[start]

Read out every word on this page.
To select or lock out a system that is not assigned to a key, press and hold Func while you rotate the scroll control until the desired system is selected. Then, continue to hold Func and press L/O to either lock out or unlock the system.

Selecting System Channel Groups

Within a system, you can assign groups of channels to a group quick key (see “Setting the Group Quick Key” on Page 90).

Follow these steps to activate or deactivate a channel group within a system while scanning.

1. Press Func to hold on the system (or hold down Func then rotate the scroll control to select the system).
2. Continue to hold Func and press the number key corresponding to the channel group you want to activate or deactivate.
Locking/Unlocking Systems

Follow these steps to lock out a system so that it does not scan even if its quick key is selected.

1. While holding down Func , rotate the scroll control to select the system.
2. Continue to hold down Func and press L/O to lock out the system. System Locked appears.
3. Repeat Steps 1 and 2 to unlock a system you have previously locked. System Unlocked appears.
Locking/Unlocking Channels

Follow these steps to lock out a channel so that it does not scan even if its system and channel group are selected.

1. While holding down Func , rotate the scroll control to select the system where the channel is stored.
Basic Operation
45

[end]

→ **The request**: Filter lines by "does" and return each hit.

→ **Exercise result**:
Follow these steps to lock out a system so that it does not scan even if its quick key is selected.
Follow these steps to lock out a channel so that it does not scan even if its system and channel group are selected.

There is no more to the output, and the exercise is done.